**What needs to be done:**
Collect every line in the records below that contains the word "mail".

**Extracted data:**
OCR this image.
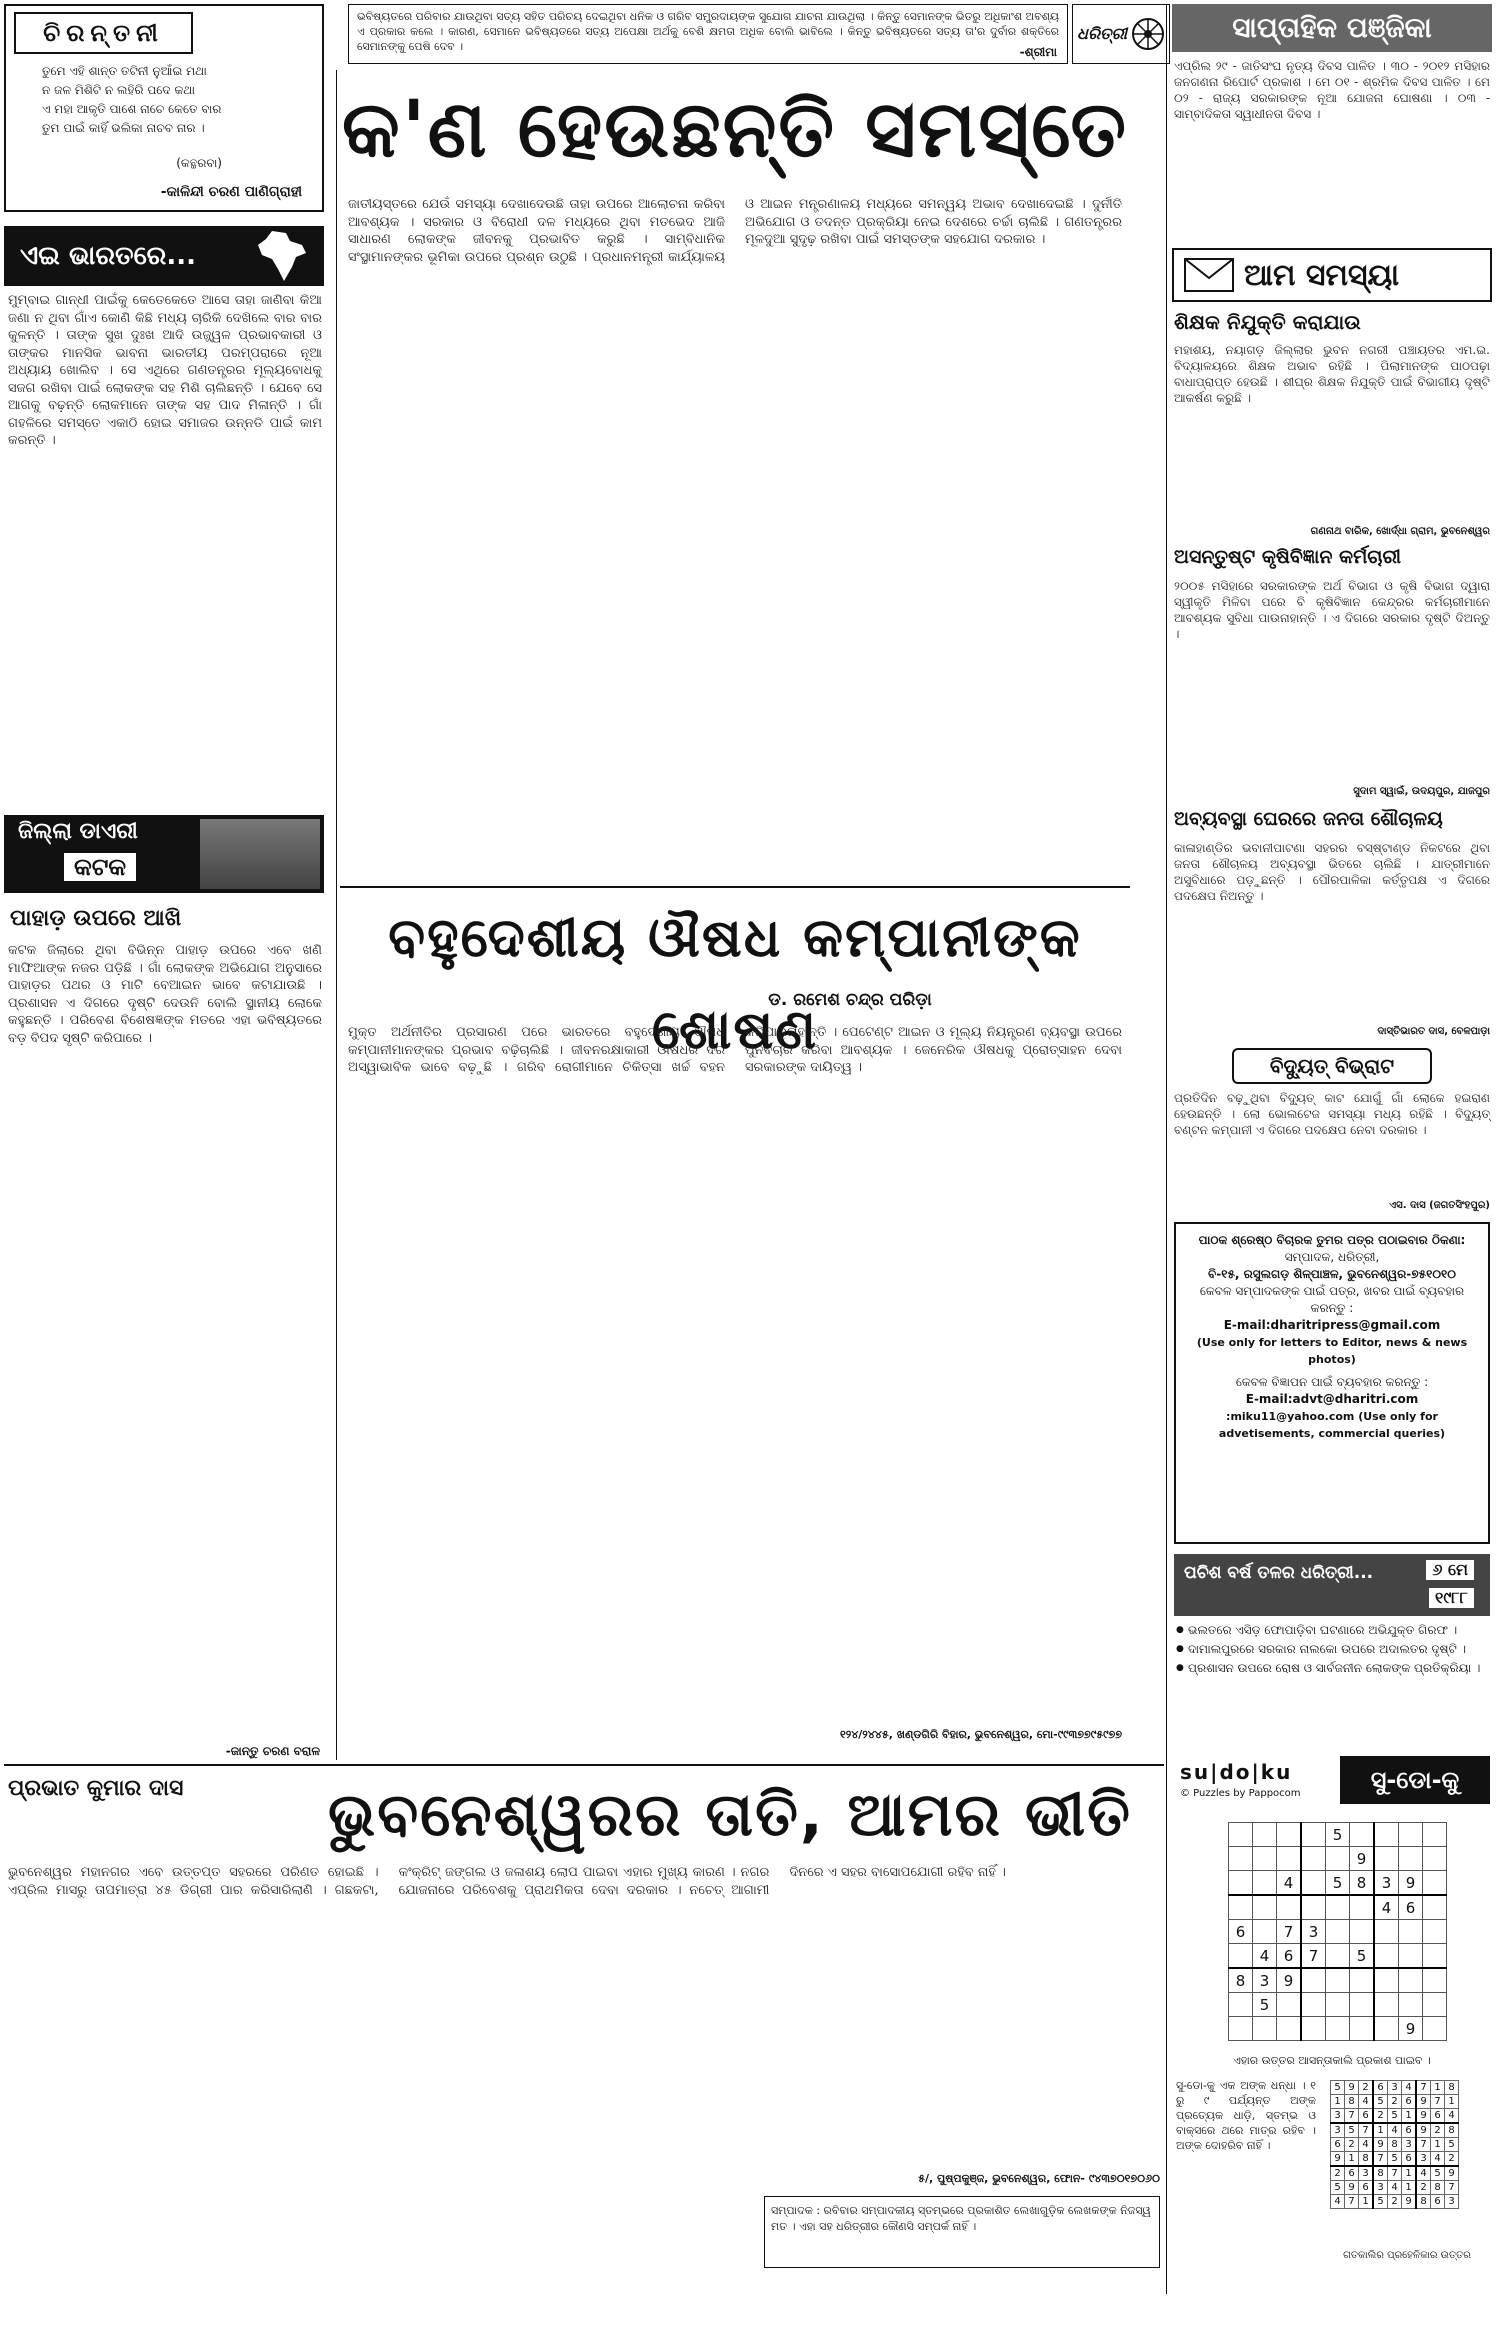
ଭବିଷ୍ୟତରେ ପରିବାର ଯାଉଥିବା ସତ୍ୟ ସହିତ ପରିଚୟ ଦେଇଥିବା ଧନିକ ଓ ଗରିବ ସମ୍ପ୍ରଦାୟଙ୍କ ସୁଯୋଗ ଯାଚନା ଯାଉଥିଲା । କିନ୍ତୁ ସେମାନଙ୍କ ଭିତରୁ ଅଧିକାଂଶ ଅବଶ୍ୟ ଏ ପ୍ରକାର କଲେ । କାରଣ, ସେମାନେ ଭବିଷ୍ୟତରେ ସତ୍ୟ ଅପେକ୍ଷା ଅର୍ଥକୁ ବେଶି କ୍ଷମତା ଅଧିକ ବୋଲି ଭାବିଲେ । କିନ୍ତୁ ଭବିଷ୍ୟତରେ ସତ୍ୟ ତା'ର ଦୁର୍ବାର ଶକ୍ତିରେ ସେମାନଙ୍କୁ ପେଷି ଦେବ ।	-ଶ୍ରୀମା
ଧରିତ୍ରୀ
ଚିରନ୍ତନୀ
ତୁମେ ଏହି ଶାନ୍ତ ତଟିନୀ ନୁଆଁଇ ମଥା
ନ ଜଳ ମିଶିଟି ନ ଲହିରି ପଦେ କଥା
ଏ ମହା ଆକୃତି ପାଶେ ନାଚେ କେତେ ବାର
ତୁମ ପାଇଁ କାହିଁ ଭଲିକା ନାଚବ ନାର ।
(କନ୍ଥରବା)
-କାଳିନ୍ଦୀ ଚରଣ ପାଣିଗ୍ରାହୀ
ଏଇ ଭାରତରେ...
ମୁମ୍ବାଇ ଗାନ୍ଧୀ ପାଇଁକୁ କେତେକେତେ ଆସେ ତାହା ଜାଣିବା କିଆ ଜଣା ନ ଥିବା ଗାଁଏ କୋଣି କିଛି ମଧ୍ୟ ଚାରିକି ଦେଖିଲେ ବାର ବାର କୁଳନ୍ତି । ତାଙ୍କ ସୁଖ ଦୁଃଖ ଆଦି ଉଜ୍ଜ୍ୱଳ ପ୍ରଭାବକାରୀ ଓ ତାଙ୍କର ମାନସିକ ଭାବନା ଭାରତୀୟ ପରମ୍ପରାରେ ନୂଆ ଅଧ୍ୟାୟ ଖୋଲିବ । ସେ ଏଥିରେ ଗଣତନ୍ତ୍ରର ମୂଲ୍ୟବୋଧକୁ ସଜଗ ରଖିବା ପାଇଁ ଲୋକଙ୍କ ସହ ମିଶି ଚାଲିଛନ୍ତି । ଯେବେ ସେ ଆଗକୁ ବଢ଼ନ୍ତି ଲୋକମାନେ ତାଙ୍କ ସହ ପାଦ ମିଳାନ୍ତି । ଗାଁ ଗହଳିରେ ସମସ୍ତେ ଏକାଠି ହୋଇ ସମାଜର ଉନ୍ନତି ପାଇଁ କାମ କରନ୍ତି ।
ଜିଲ୍ଲା ଡାଏରୀ
କଟକ
ପାହାଡ଼ ଉପରେ ଆଖି
କଟକ ଜିଲାରେ ଥିବା ବିଭିନ୍ନ ପାହାଡ଼ ଉପରେ ଏବେ ଖଣି ମାଫିଆଙ୍କ ନଜର ପଡ଼ିଛି । ଗାଁ ଲୋକଙ୍କ ଅଭିଯୋଗ ଅନୁସାରେ ପାହାଡ଼ର ପଥର ଓ ମାଟି ବେଆଇନ ଭାବେ କଟାଯାଉଛି । ପ୍ରଶାସନ ଏ ଦିଗରେ ଦୃଷ୍ଟି ଦେଉନି ବୋଲି ସ୍ଥାନୀୟ ଲୋକେ କହୁଛନ୍ତି । ପରିବେଶ ବିଶେଷଜ୍ଞଙ୍କ ମତରେ ଏହା ଭବିଷ୍ୟତରେ ବଡ଼ ବିପଦ ସୃଷ୍ଟି କରିପାରେ ।
-ଜାନ୍ତୁ ଚରଣ ବରାଳ
କ'ଣ ହେଉଛନ୍ତି ସମସ୍ତେ
ଜାତୀୟସ୍ତରେ ଯେଉଁ ସମସ୍ୟା ଦେଖାଦେଉଛି ତାହା ଉପରେ ଆଲୋଚନା କରିବା ଆବଶ୍ୟକ । ସରକାର ଓ ବିରୋଧୀ ଦଳ ମଧ୍ୟରେ ଥିବା ମତଭେଦ ଆଜି ସାଧାରଣ ଲୋକଙ୍କ ଜୀବନକୁ ପ୍ରଭାବିତ କରୁଛି । ସାମ୍ବିଧାନିକ ସଂସ୍ଥାମାନଙ୍କର ଭୂମିକା ଉପରେ ପ୍ରଶ୍ନ ଉଠୁଛି । ପ୍ରଧାନମନ୍ତ୍ରୀ କାର୍ଯ୍ୟାଳୟ ଓ ଆଇନ ମନ୍ତ୍ରଣାଳୟ ମଧ୍ୟରେ ସମନ୍ୱୟ ଅଭାବ ଦେଖାଦେଇଛି । ଦୁର୍ନୀତି ଅଭିଯୋଗ ଓ ତଦନ୍ତ ପ୍ରକ୍ରିୟା ନେଇ ଦେଶରେ ଚର୍ଚ୍ଚା ଚାଲିଛି । ଗଣତନ୍ତ୍ରର ମୂଳଦୁଆ ସୁଦୃଢ଼ ରଖିବା ପାଇଁ ସମସ୍ତଙ୍କ ସହଯୋଗ ଦରକାର ।
ବହୁଦେଶୀୟ ଔଷଧ କମ୍ପାନୀଙ୍କ ଶୋଷଣ
ଡ. ରମେଶ ଚନ୍ଦ୍ର ପରିଡ଼ା
ମୁକ୍ତ ଅର୍ଥନୀତିର ପ୍ରସାରଣ ପରେ ଭାରତରେ ବହୁଦେଶୀୟ ଔଷଧ କମ୍ପାନୀମାନଙ୍କର ପ୍ରଭାବ ବଢ଼ିଚାଲିଛି । ଜୀବନରକ୍ଷାକାରୀ ଔଷଧର ଦର ଅସ୍ୱାଭାବିକ ଭାବେ ବଢ଼ୁଛି । ଗରିବ ରୋଗୀମାନେ ଚିକିତ୍ସା ଖର୍ଚ୍ଚ ବହନ କରିପାରୁନାହାନ୍ତି । ପେଟେଣ୍ଟ ଆଇନ ଓ ମୂଲ୍ୟ ନିୟନ୍ତ୍ରଣ ବ୍ୟବସ୍ଥା ଉପରେ ପୁନର୍ବିଚାର କରିବା ଆବଶ୍ୟକ । ଜେନେରିକ ଔଷଧକୁ ପ୍ରୋତ୍ସାହନ ଦେବା ସରକାରଙ୍କ ଦାୟିତ୍ୱ ।
୧୨୪/୨୪୪୫, ଖଣ୍ଡଗିରି ବିହାର, ଭୁବନେଶ୍ୱର, ମୋ-୯୯୩୭୭୯୫୯୭୭
ପ୍ରଭାତ କୁମାର ଦାସ	ଭୁବନେଶ୍ୱରର ତାତି, ଆମର ଭୀତି
ଭୁବନେଶ୍ୱର ମହାନଗର ଏବେ ଉତ୍ତପ୍ତ ସହରରେ ପରିଣତ ହୋଇଛି । ଏପ୍ରିଲ ମାସରୁ ତାପମାତ୍ରା ୪୫ ଡିଗ୍ରୀ ପାର କରିସାରିଲାଣି । ଗଛକଟା, କଂକ୍ରିଟ୍ ଜଙ୍ଗଲ ଓ ଜଳାଶୟ ଲୋପ ପାଇବା ଏହାର ମୁଖ୍ୟ କାରଣ । ନଗର ଯୋଜନାରେ ପରିବେଶକୁ ପ୍ରାଥମିକତା ଦେବା ଦରକାର । ନଚେତ୍ ଆଗାମୀ ଦିନରେ ଏ ସହର ବାସୋପଯୋଗୀ ରହିବ ନାହିଁ ।
୫/, ପୁଷ୍ପକୁଞ୍ଜ, ଭୁବନେଶ୍ୱର, ଫୋନ- ୯୪୩୭୦୧୭୦୬୦
ସମ୍ପାଦକ : ରବିବାର ସମ୍ପାଦକୀୟ ସ୍ତମ୍ଭରେ ପ୍ରକାଶିତ ଲେଖାଗୁଡ଼ିକ ଲେଖକଙ୍କ ନିଜସ୍ୱ ମତ । ଏହା ସହ ଧରିତ୍ରୀର କୌଣସି ସମ୍ପର୍କ ନାହିଁ ।
ସାପ୍ତାହିକ ପଞ୍ଜିକା
ଏପ୍ରିଲ ୨୯ - ଜାତିସଂଘ ନୃତ୍ୟ ଦିବସ ପାଳିତ । ୩୦ - ୨୦୧୨ ମସିହାର ଜନଗଣନା ରିପୋର୍ଟ ପ୍ରକାଶ । ମେ ୦୧ - ଶ୍ରମିକ ଦିବସ ପାଳିତ । ମେ ୦୨ - ରାଜ୍ୟ ସରକାରଙ୍କ ନୂଆ ଯୋଜନା ଘୋଷଣା । ୦୩ - ସାମ୍ବାଦିକତା ସ୍ୱାଧୀନତା ଦିବସ ।
ଆମ ସମସ୍ୟା
ଶିକ୍ଷକ ନିଯୁକ୍ତି କରାଯାଉ
ମହାଶୟ, ନୟାଗଡ଼ ଜିଲ୍ଲାର ଭୁବନ ନଗରୀ ପଞ୍ଚାୟତର ଏମ.ଇ. ବିଦ୍ୟାଳୟରେ ଶିକ୍ଷକ ଅଭାବ ରହିଛି । ପିଲାମାନଙ୍କ ପାଠପଢ଼ା ବାଧାପ୍ରାପ୍ତ ହେଉଛି । ଶୀଘ୍ର ଶିକ୍ଷକ ନିଯୁକ୍ତି ପାଇଁ ବିଭାଗୀୟ ଦୃଷ୍ଟି ଆକର୍ଷଣ କରୁଛି ।
ଗଣନାଥ ବାରିକ, ଖୋର୍ଦ୍ଧା ଗ୍ରାମ, ଭୁବନେଶ୍ୱର
ଅସନ୍ତୁଷ୍ଟ କୃଷିବିଜ୍ଞାନ କର୍ମଚାରୀ
୨୦୦୫ ମସିହାରେ ସରକାରଙ୍କ ଅର୍ଥ ବିଭାଗ ଓ କୃଷି ବିଭାଗ ଦ୍ୱାରା ସ୍ୱୀକୃତି ମିଳିବା ପରେ ବି କୃଷିବିଜ୍ଞାନ କେନ୍ଦ୍ରର କର୍ମଚାରୀମାନେ ଆବଶ୍ୟକ ସୁବିଧା ପାଉନାହାନ୍ତି । ଏ ଦିଗରେ ସରକାର ଦୃଷ୍ଟି ଦିଅନ୍ତୁ ।
ସୁଦାମ ସ୍ୱାଇଁ, ଉଦୟପୁର, ଯାଜପୁର
ଅବ୍ୟବସ୍ଥା ଘେରରେ ଜନତା ଶୌଚାଳୟ
କାଳାହାଣ୍ଡିର ଭବାନୀପାଟଣା ସହରର ବସ୍ଷ୍ଟାଣ୍ଡ ନିକଟରେ ଥିବା ଜନତା ଶୌଚାଳୟ ଅବ୍ୟବସ୍ଥା ଭିତରେ ଚାଲିଛି । ଯାତ୍ରୀମାନେ ଅସୁବିଧାରେ ପଡ଼ୁଛନ୍ତି । ପୌରପାଳିକା କର୍ତ୍ତୃପକ୍ଷ ଏ ଦିଗରେ ପଦକ୍ଷେପ ନିଅନ୍ତୁ ।
ଦାସ୍ତିଭାରତ ଦାସ, ବେଳପାଡ଼ା
ବିଦ୍ୟୁତ୍ ବିଭ୍ରାଟ
ପ୍ରତିଦିନ ବଢ଼ୁଥିବା ବିଦ୍ୟୁତ୍ କାଟ ଯୋଗୁଁ ଗାଁ ଲୋକେ ହଇରାଣ ହେଉଛନ୍ତି । ଲୋ ଭୋଲଟେଜ ସମସ୍ୟା ମଧ୍ୟ ରହିଛି । ବିଦ୍ୟୁତ୍ ବଣ୍ଟନ କମ୍ପାନୀ ଏ ଦିଗରେ ପଦକ୍ଷେପ ନେବା ଦରକାର ।
ଏସ. ଦାସ (ଜଗତସିଂହପୁର)
ପାଠକ ଶ୍ରେଷ୍ଠ ବିଚାରକ ତୁମର ପତ୍ର ପଠାଇବାର ଠିକଣା:
ସମ୍ପାଦକ, ଧରିତ୍ରୀ,
ବି-୧୫, ରସୁଲଗଡ଼ ଶିଳ୍ପାଞ୍ଚଳ, ଭୁବନେଶ୍ୱର-୭୫୧୦୧୦
କେବଳ ସମ୍ପାଦକଙ୍କ ପାଇଁ ପତ୍ର, ଖବର ପାଇଁ ବ୍ୟବହାର କରନ୍ତୁ :
E-mail:dharitripress@gmail.com
(Use only for letters to Editor, news & news photos)
କେବଳ ବିଜ୍ଞାପନ ପାଇଁ ବ୍ୟବହାର କରନ୍ତୁ :
E-mail:advt@dharitri.com
:miku11@yahoo.com (Use only for advetisements, commercial queries)
ପଚିଶ ବର୍ଷ ତଳର ଧରିତ୍ରୀ...	୬ ମେ
୧୯୮୮
● ଭଲତରେ ଏସିଡ଼ ଫୋପାଡ଼ିବା ଘଟଣାରେ ଅଭିଯୁକ୍ତ ଗିରଫ ।
● ଦାମାଲପୁରରେ ସରକାର ନାଲକୋ ଉପରେ ଅଦାଲତର ଦୃଷ୍ଟି ।
● ପ୍ରଶାସନ ଉପରେ ରୋଷ ଓ ସାର୍ବଜନୀନ ଲୋକଙ୍କ ପ୍ରତିକ୍ରିୟା ।
su|do|ku
© Puzzles by Pappocom	ସୁ-ଡୋ-କୁ
				5				
					9			
		4		5	8	3	9	
						4	6	
6		7	3					
	4	6	7		5			
8	3	9						
	5							
							9	
ଏହାର ଉତ୍ତର ଆସନ୍ତାକାଲି ପ୍ରକାଶ ପାଇବ ।
ସୁ-ଡୋ-କୁ ଏକ ଅଙ୍କ ଧନ୍ଧା । ୧ ରୁ ୯ ପର୍ଯ୍ୟନ୍ତ ଅଙ୍କ ପ୍ରତ୍ୟେକ ଧାଡ଼ି, ସ୍ତମ୍ଭ ଓ ବାକ୍ସରେ ଥରେ ମାତ୍ର ରହିବ । ଅଙ୍କ ଦୋହରିବ ନାହିଁ ।
5	9	2	6	3	4	7	1	8
1	8	4	5	2	6	9	7	1
3	7	6	2	5	1	9	6	4
3	5	7	1	4	6	9	2	8
6	2	4	9	8	3	7	1	5
9	1	8	7	5	6	3	4	2
2	6	3	8	7	1	4	5	9
5	9	6	3	4	1	2	8	7
4	7	1	5	2	9	8	6	3
ଗତକାଲିର ପ୍ରହେଳିକାର ଉତ୍ତର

**Answer for the task:**
E-mail:dharitripress@gmail.com
E-mail:advt@dharitri.com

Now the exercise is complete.